EXERCISE INPUTS:

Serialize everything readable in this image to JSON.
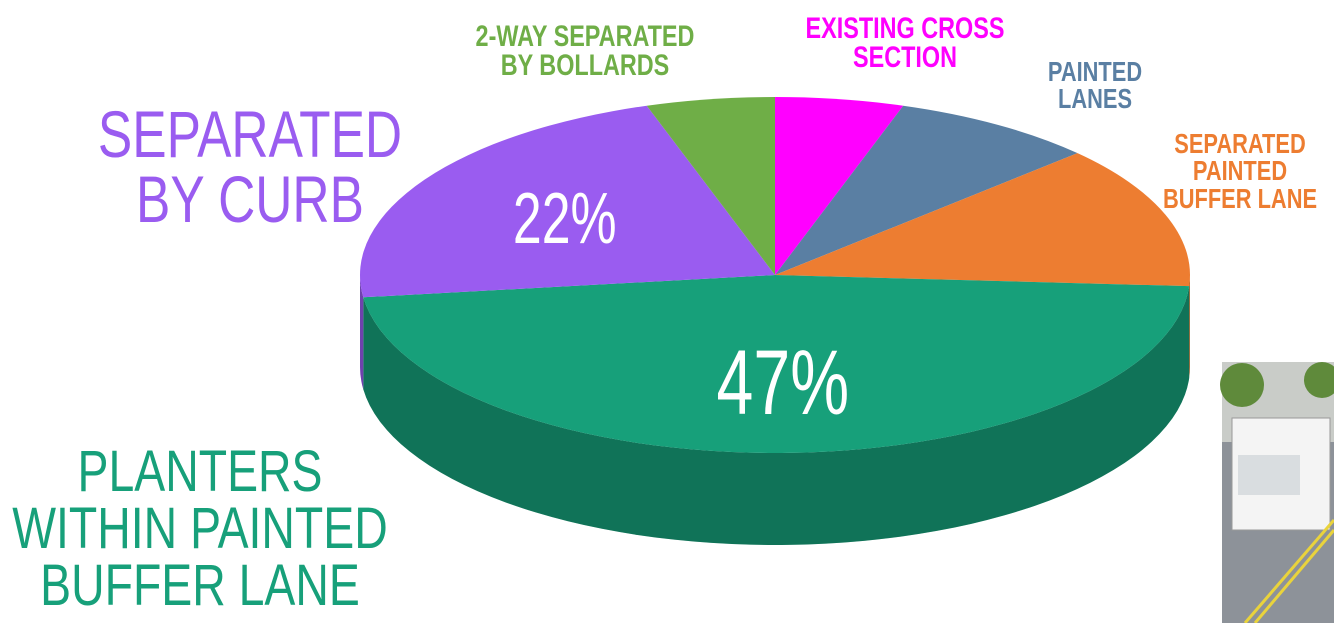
{
  "chart_data": {
    "type": "pie",
    "categories": [
      "EXISTING CROSS SECTION",
      "PAINTED LANES",
      "SEPARATED PAINTED BUFFER LANE",
      "PLANTERS WITHIN PAINTED BUFFER LANE",
      "SEPARATED BY CURB",
      "2-WAY SEPARATED BY BOLLARDS"
    ],
    "values": [
      5,
      8,
      13,
      47,
      22,
      5
    ],
    "value_labels": [
      null,
      null,
      null,
      "47%",
      "22%",
      null
    ],
    "colors": [
      "#ff00ff",
      "#5a7fa3",
      "#ed7d31",
      "#17a07a",
      "#9a5cf0",
      "#6fae47"
    ]
  }
}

DIRECTION: Search the records for the word "PAINTED", then list every line that has it.

EXERCISE OUTPUT:
      "PAINTED LANES",
      "SEPARATED PAINTED BUFFER LANE",
      "PLANTERS WITHIN PAINTED BUFFER LANE",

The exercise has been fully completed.